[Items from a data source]
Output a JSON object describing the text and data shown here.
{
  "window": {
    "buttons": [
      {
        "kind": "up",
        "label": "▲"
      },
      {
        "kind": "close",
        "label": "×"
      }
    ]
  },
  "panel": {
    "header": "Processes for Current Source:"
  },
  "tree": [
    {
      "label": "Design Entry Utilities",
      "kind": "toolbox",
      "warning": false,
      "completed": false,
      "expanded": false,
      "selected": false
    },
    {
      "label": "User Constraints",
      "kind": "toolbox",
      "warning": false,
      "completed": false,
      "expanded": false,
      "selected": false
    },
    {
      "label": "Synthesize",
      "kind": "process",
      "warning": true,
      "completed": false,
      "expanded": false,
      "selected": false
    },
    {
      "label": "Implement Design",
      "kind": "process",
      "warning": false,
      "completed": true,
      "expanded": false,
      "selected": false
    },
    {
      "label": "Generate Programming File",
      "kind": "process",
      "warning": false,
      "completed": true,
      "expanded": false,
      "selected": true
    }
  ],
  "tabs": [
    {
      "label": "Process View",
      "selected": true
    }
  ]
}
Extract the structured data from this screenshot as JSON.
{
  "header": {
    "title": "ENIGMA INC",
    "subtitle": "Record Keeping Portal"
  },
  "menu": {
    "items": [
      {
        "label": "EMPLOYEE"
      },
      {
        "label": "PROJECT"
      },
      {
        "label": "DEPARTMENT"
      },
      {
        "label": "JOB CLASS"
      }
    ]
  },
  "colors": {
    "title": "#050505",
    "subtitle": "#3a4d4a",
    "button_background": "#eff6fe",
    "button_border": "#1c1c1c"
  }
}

Work to be completed: All the entries above need to be reproduced exactly.

Task result:
Output a JSON object describing the text and data shown here.
{
  "window": {
    "buttons": [
      {
        "kind": "up",
        "label": "▲"
      },
      {
        "kind": "close",
        "label": "×"
      }
    ]
  },
  "panel": {
    "header": "Processes for Current Source:"
  },
  "tree": [
    {
      "label": "Design Entry Utilities",
      "kind": "toolbox",
      "warning": false,
      "completed": false,
      "expanded": false,
      "selected": false
    },
    {
      "label": "User Constraints",
      "kind": "toolbox",
      "warning": false,
      "completed": false,
      "expanded": false,
      "selected": false
    },
    {
      "label": "Synthesize",
      "kind": "process",
      "warning": true,
      "completed": false,
      "expanded": false,
      "selected": false
    },
    {
      "label": "Implement Design",
      "kind": "process",
      "warning": false,
      "completed": true,
      "expanded": false,
      "selected": false
    },
    {
      "label": "Generate Programming File",
      "kind": "process",
      "warning": false,
      "completed": true,
      "expanded": false,
      "selected": true
    }
  ],
  "tabs": [
    {
      "label": "Process View",
      "selected": true
    }
  ]
}
Extract the structured data from this screenshot as JSON.
{
  "header": {
    "title": "ENIGMA INC",
    "subtitle": "Record Keeping Portal"
  },
  "menu": {
    "items": [
      {
        "label": "EMPLOYEE"
      },
      {
        "label": "PROJECT"
      },
      {
        "label": "DEPARTMENT"
      },
      {
        "label": "JOB CLASS"
      }
    ]
  },
  "colors": {
    "title": "#050505",
    "subtitle": "#3a4d4a",
    "button_background": "#eff6fe",
    "button_border": "#1c1c1c"
  }
}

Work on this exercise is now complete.